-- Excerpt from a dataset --
════════════════════
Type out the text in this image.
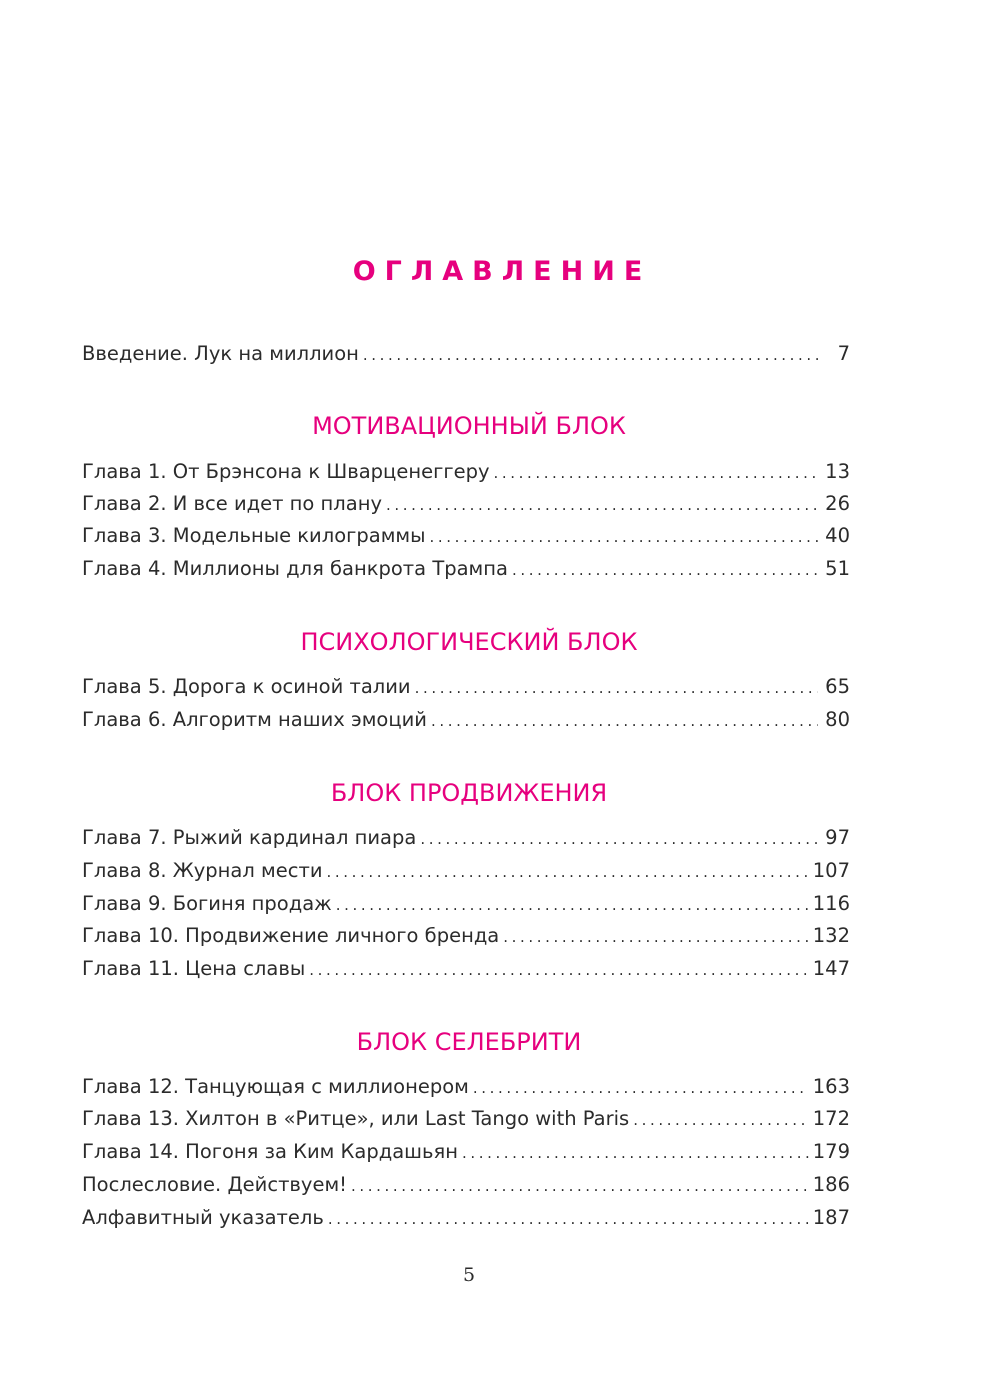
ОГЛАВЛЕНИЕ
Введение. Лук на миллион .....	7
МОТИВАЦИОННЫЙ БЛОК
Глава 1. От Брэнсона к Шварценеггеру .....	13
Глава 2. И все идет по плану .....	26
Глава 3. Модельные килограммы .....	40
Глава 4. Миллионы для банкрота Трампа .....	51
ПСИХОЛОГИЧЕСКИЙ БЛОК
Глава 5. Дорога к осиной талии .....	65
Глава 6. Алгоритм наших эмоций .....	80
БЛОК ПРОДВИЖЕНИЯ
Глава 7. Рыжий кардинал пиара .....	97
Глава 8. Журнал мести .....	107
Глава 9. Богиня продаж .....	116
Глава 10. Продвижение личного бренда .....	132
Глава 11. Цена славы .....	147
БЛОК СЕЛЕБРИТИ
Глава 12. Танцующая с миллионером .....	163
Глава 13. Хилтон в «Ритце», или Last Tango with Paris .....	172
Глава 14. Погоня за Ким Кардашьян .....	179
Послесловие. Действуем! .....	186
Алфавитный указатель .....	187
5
════════════════════
-- Short exercise --
Omit the pictures, and quote the material above exactly as given.

-- Completed exercise --
Type out the text in this image.
ОГЛАВЛЕНИЕ
Введение. Лук на миллион .....	7
МОТИВАЦИОННЫЙ БЛОК
Глава 1. От Брэнсона к Шварценеггеру .....	13
Глава 2. И все идет по плану .....	26
Глава 3. Модельные килограммы .....	40
Глава 4. Миллионы для банкрота Трампа .....	51
ПСИХОЛОГИЧЕСКИЙ БЛОК
Глава 5. Дорога к осиной талии .....	65
Глава 6. Алгоритм наших эмоций .....	80
БЛОК ПРОДВИЖЕНИЯ
Глава 7. Рыжий кардинал пиара .....	97
Глава 8. Журнал мести .....	107
Глава 9. Богиня продаж .....	116
Глава 10. Продвижение личного бренда .....	132
Глава 11. Цена славы .....	147
БЛОК СЕЛЕБРИТИ
Глава 12. Танцующая с миллионером .....	163
Глава 13. Хилтон в «Ритце», или Last Tango with Paris .....	172
Глава 14. Погоня за Ким Кардашьян .....	179
Послесловие. Действуем! .....	186
Алфавитный указатель .....	187
5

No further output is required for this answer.